Gather all lines with "Temperature" from the records.
>> start DATASET RECORDS
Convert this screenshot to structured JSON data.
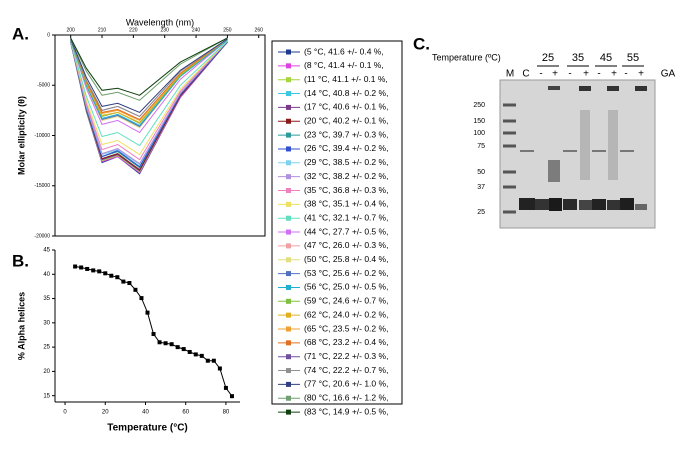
{
  "chart_data": [
    {
      "type": "line",
      "panel_label": "A.",
      "title": "Wavelength (nm)",
      "y_label": "Molar ellipticity (θ)",
      "x": [
        200,
        205,
        210,
        215,
        222,
        235,
        250
      ],
      "xlim": [
        195,
        262
      ],
      "xticks": [
        200,
        210,
        220,
        230,
        240,
        250,
        260
      ],
      "ylim": [
        -20000,
        0
      ],
      "yticks": [
        0,
        -5000,
        -10000,
        -15000,
        -20000
      ],
      "legend": "outside-right",
      "series": [
        {
          "name": "(5 °C, 41.6 +/- 0.4 %,",
          "color": "#1f3a93",
          "values": [
            -700,
            -7600,
            -12700,
            -12100,
            -13800,
            -6200,
            -700
          ]
        },
        {
          "name": "(8 °C, 41.4 +/- 0.1 %,",
          "color": "#e040e0",
          "values": [
            -700,
            -7500,
            -12600,
            -12100,
            -13700,
            -6200,
            -700
          ]
        },
        {
          "name": "(11 °C, 41.1 +/- 0.1 %,",
          "color": "#a6d63a",
          "values": [
            -700,
            -7500,
            -12500,
            -12000,
            -13600,
            -6100,
            -700
          ]
        },
        {
          "name": "(14 °C, 40.8 +/- 0.2 %,",
          "color": "#3cc8e0",
          "values": [
            -700,
            -7400,
            -12400,
            -11900,
            -13500,
            -6100,
            -700
          ]
        },
        {
          "name": "(17 °C, 40.6 +/- 0.1 %,",
          "color": "#7a3a8a",
          "values": [
            -700,
            -7400,
            -12400,
            -11900,
            -13500,
            -6100,
            -700
          ]
        },
        {
          "name": "(20 °C, 40.2 +/- 0.1 %,",
          "color": "#8b1a1a",
          "values": [
            -700,
            -7400,
            -12300,
            -11800,
            -13400,
            -6000,
            -700
          ]
        },
        {
          "name": "(23 °C, 39.7 +/- 0.3 %,",
          "color": "#2a9a9a",
          "values": [
            -700,
            -7300,
            -12100,
            -11600,
            -13200,
            -5900,
            -700
          ]
        },
        {
          "name": "(26 °C, 39.4 +/- 0.2 %,",
          "color": "#3050d0",
          "values": [
            -700,
            -7200,
            -12100,
            -11500,
            -13100,
            -5900,
            -700
          ]
        },
        {
          "name": "(29 °C, 38.5 +/- 0.2 %,",
          "color": "#80d0f0",
          "values": [
            -600,
            -7100,
            -11900,
            -11400,
            -12900,
            -5800,
            -600
          ]
        },
        {
          "name": "(32 °C, 38.2 +/- 0.2 %,",
          "color": "#b090e0",
          "values": [
            -600,
            -7000,
            -11800,
            -11300,
            -12800,
            -5800,
            -600
          ]
        },
        {
          "name": "(35 °C, 36.8 +/- 0.3 %,",
          "color": "#f080c0",
          "values": [
            -600,
            -6800,
            -11400,
            -10900,
            -12400,
            -5600,
            -600
          ]
        },
        {
          "name": "(38 °C, 35.1 +/- 0.4 %,",
          "color": "#f0e060",
          "values": [
            -600,
            -6500,
            -10900,
            -10500,
            -11900,
            -5400,
            -600
          ]
        },
        {
          "name": "(41 °C, 32.1 +/- 0.7 %,",
          "color": "#60e0c0",
          "values": [
            -600,
            -6100,
            -10100,
            -9700,
            -11000,
            -5000,
            -600
          ]
        },
        {
          "name": "(44 °C, 27.7 +/- 0.5 %,",
          "color": "#d070f0",
          "values": [
            -500,
            -5300,
            -8900,
            -8500,
            -9700,
            -4400,
            -500
          ]
        },
        {
          "name": "(47 °C, 26.0 +/- 0.3 %,",
          "color": "#f0a0a0",
          "values": [
            -500,
            -5100,
            -8500,
            -8100,
            -9200,
            -4100,
            -500
          ]
        },
        {
          "name": "(50 °C, 25.8 +/- 0.4 %,",
          "color": "#e0e080",
          "values": [
            -500,
            -5100,
            -8500,
            -8100,
            -9200,
            -4100,
            -500
          ]
        },
        {
          "name": "(53 °C, 25.6 +/- 0.2 %,",
          "color": "#5070c0",
          "values": [
            -500,
            -5000,
            -8400,
            -8000,
            -9100,
            -4100,
            -500
          ]
        },
        {
          "name": "(56 °C, 25.0 +/- 0.5 %,",
          "color": "#20b0d0",
          "values": [
            -500,
            -5000,
            -8300,
            -7900,
            -9000,
            -4100,
            -500
          ]
        },
        {
          "name": "(59 °C, 24.6 +/- 0.7 %,",
          "color": "#80c040",
          "values": [
            -400,
            -4800,
            -8100,
            -7700,
            -8800,
            -4000,
            -400
          ]
        },
        {
          "name": "(62 °C, 24.0 +/- 0.2 %,",
          "color": "#e0b020",
          "values": [
            -400,
            -4800,
            -8000,
            -7700,
            -8700,
            -3900,
            -400
          ]
        },
        {
          "name": "(65 °C, 23.5 +/- 0.2 %,",
          "color": "#f0a030",
          "values": [
            -400,
            -4700,
            -7800,
            -7500,
            -8500,
            -3800,
            -400
          ]
        },
        {
          "name": "(68 °C, 23.2 +/- 0.4 %,",
          "color": "#e07020",
          "values": [
            -400,
            -4600,
            -7700,
            -7400,
            -8400,
            -3800,
            -400
          ]
        },
        {
          "name": "(71 °C, 22.2 +/- 0.3 %,",
          "color": "#7050a0",
          "values": [
            -400,
            -4500,
            -7500,
            -7100,
            -8100,
            -3600,
            -400
          ]
        },
        {
          "name": "(74 °C, 22.2 +/- 0.7 %,",
          "color": "#909090",
          "values": [
            -400,
            -4500,
            -7500,
            -7100,
            -8100,
            -3600,
            -400
          ]
        },
        {
          "name": "(77 °C, 20.6 +/- 1.0 %,",
          "color": "#304080",
          "values": [
            -400,
            -4200,
            -7100,
            -6800,
            -7700,
            -3500,
            -400
          ]
        },
        {
          "name": "(80 °C, 16.6 +/- 1.2 %,",
          "color": "#70a070",
          "values": [
            -300,
            -3600,
            -6000,
            -5700,
            -6500,
            -2900,
            -300
          ]
        },
        {
          "name": "(83 °C, 14.9 +/- 0.5 %,",
          "color": "#104010",
          "values": [
            -300,
            -3300,
            -5500,
            -5300,
            -6000,
            -2700,
            -300
          ]
        }
      ]
    },
    {
      "type": "line",
      "panel_label": "B.",
      "x_label": "Temperature (°C)",
      "y_label": "% Alpha helices",
      "color": "#000000",
      "x": [
        5,
        8,
        11,
        14,
        17,
        20,
        23,
        26,
        29,
        32,
        35,
        38,
        41,
        44,
        47,
        50,
        53,
        56,
        59,
        62,
        65,
        68,
        71,
        74,
        77,
        80,
        83
      ],
      "values": [
        41.6,
        41.4,
        41.1,
        40.8,
        40.6,
        40.2,
        39.7,
        39.4,
        38.5,
        38.2,
        36.8,
        35.1,
        32.1,
        27.7,
        26.0,
        25.8,
        25.6,
        25.0,
        24.6,
        24.0,
        23.5,
        23.2,
        22.2,
        22.2,
        20.6,
        16.6,
        14.9
      ],
      "xlim": [
        -5,
        87
      ],
      "xticks": [
        0,
        20,
        40,
        60,
        80
      ],
      "ylim": [
        13.7,
        45
      ],
      "yticks": [
        15,
        20,
        25,
        30,
        35,
        40,
        45
      ]
    },
    {
      "type": "gel",
      "panel_label": "C.",
      "title": "Temperature (ºC)",
      "groups": [
        "25",
        "35",
        "45",
        "55"
      ],
      "lanes": [
        "M",
        "C",
        "-",
        "+",
        "-",
        "+",
        "-",
        "+",
        "-",
        "+"
      ],
      "treatment_label": "GA",
      "marker_sizes": [
        250,
        150,
        100,
        75,
        50,
        37,
        25
      ]
    }
  ]
}
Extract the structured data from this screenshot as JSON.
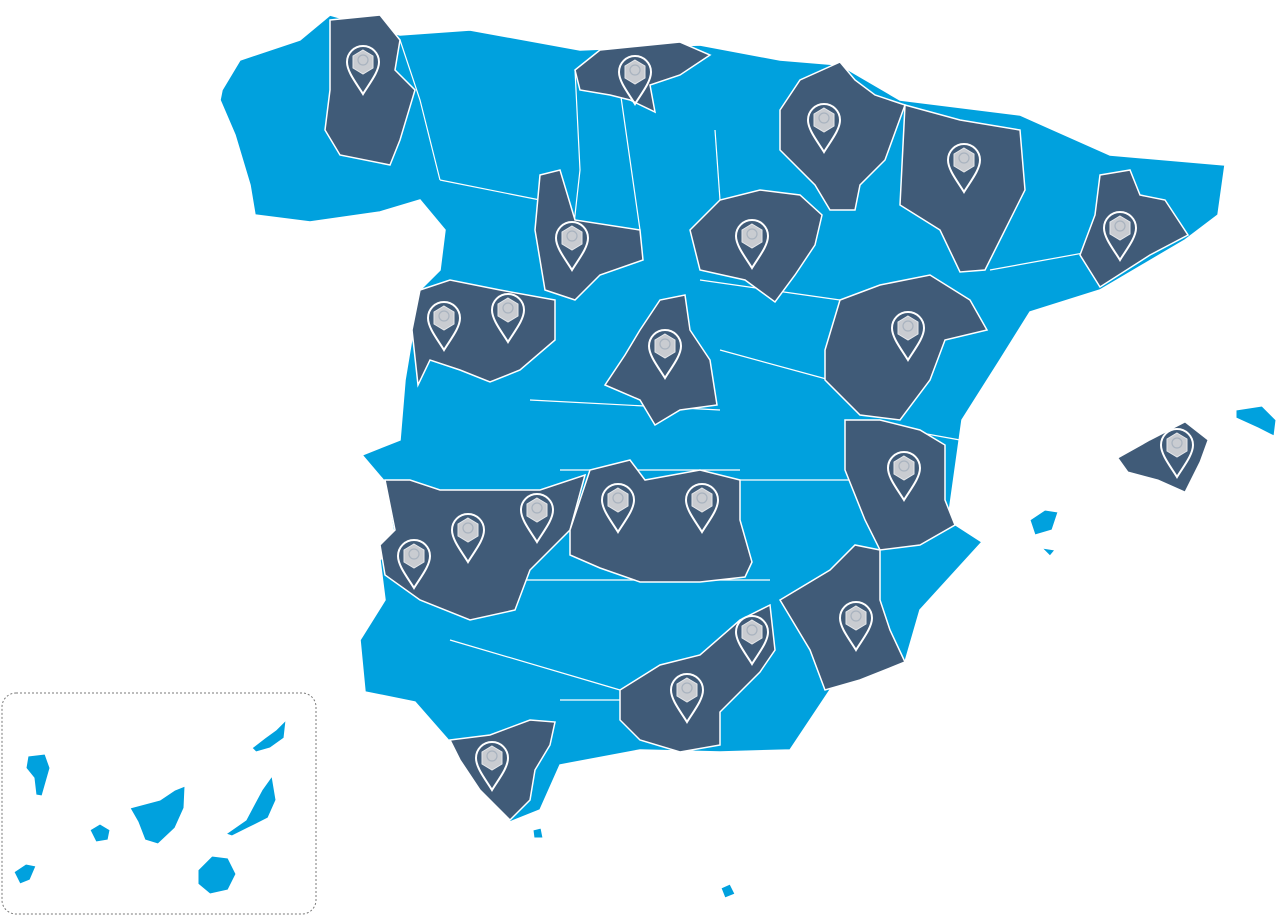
{
  "map": {
    "colors": {
      "region_default": "#00a1de",
      "region_highlighted": "#405b78",
      "border": "#ffffff",
      "marker_outline": "#ffffff",
      "marker_badge": "#c9ccd1",
      "inset_border": "#7a7a7a",
      "background": "#ffffff"
    },
    "marker_icon": "location-pin-badge-icon",
    "highlighted_region_count": 19,
    "marker_count": 22,
    "inset": "canary-islands-inset"
  }
}
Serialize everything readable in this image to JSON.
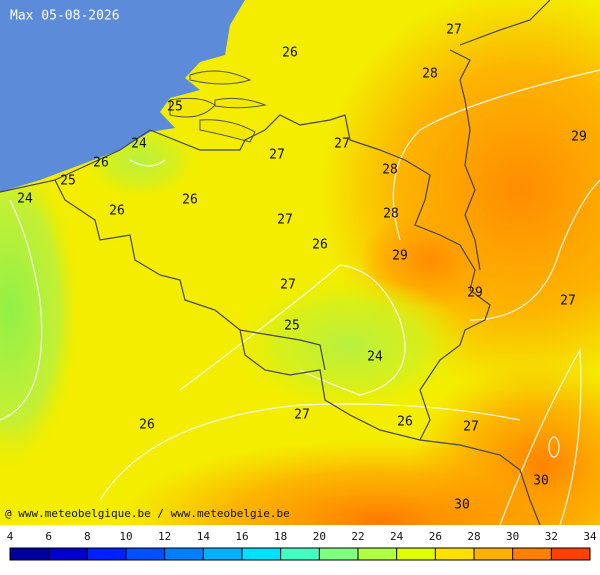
{
  "title": "Max 05-08-2026",
  "credit": "@ www.meteobelgique.be / www.meteobelgie.be",
  "labels": [
    27,
    26,
    28,
    25,
    29,
    24,
    27,
    27,
    26,
    28,
    25,
    24,
    26,
    26,
    28,
    27,
    26,
    29,
    27,
    29,
    27,
    25,
    24,
    27,
    26,
    26,
    27,
    30,
    30
  ],
  "legend": {
    "ticks": [
      4,
      6,
      8,
      10,
      12,
      14,
      16,
      18,
      20,
      22,
      24,
      26,
      28,
      30,
      32,
      34
    ],
    "colors": [
      "#0000a0",
      "#0000d0",
      "#0020ff",
      "#0050ff",
      "#0080ff",
      "#00b0ff",
      "#00e0ff",
      "#40ffc0",
      "#80ff80",
      "#b0ff40",
      "#e0ff00",
      "#ffe000",
      "#ffb000",
      "#ff8000",
      "#ff4000"
    ]
  }
}
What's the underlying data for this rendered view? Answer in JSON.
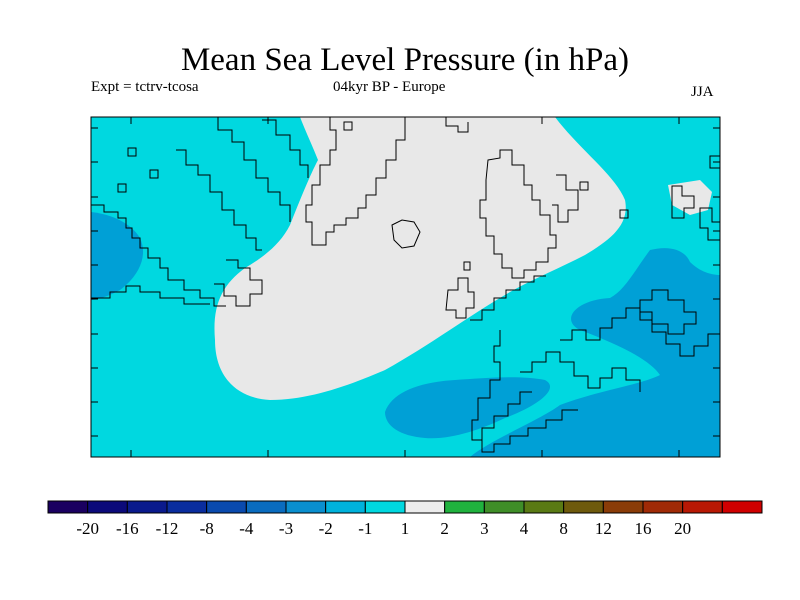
>> end DATASET RECORDS
ANSWER TO THIS PROBLEM ▸
      "x_label": "Temperature (°C)",
      "title": "Temperature (ºC)",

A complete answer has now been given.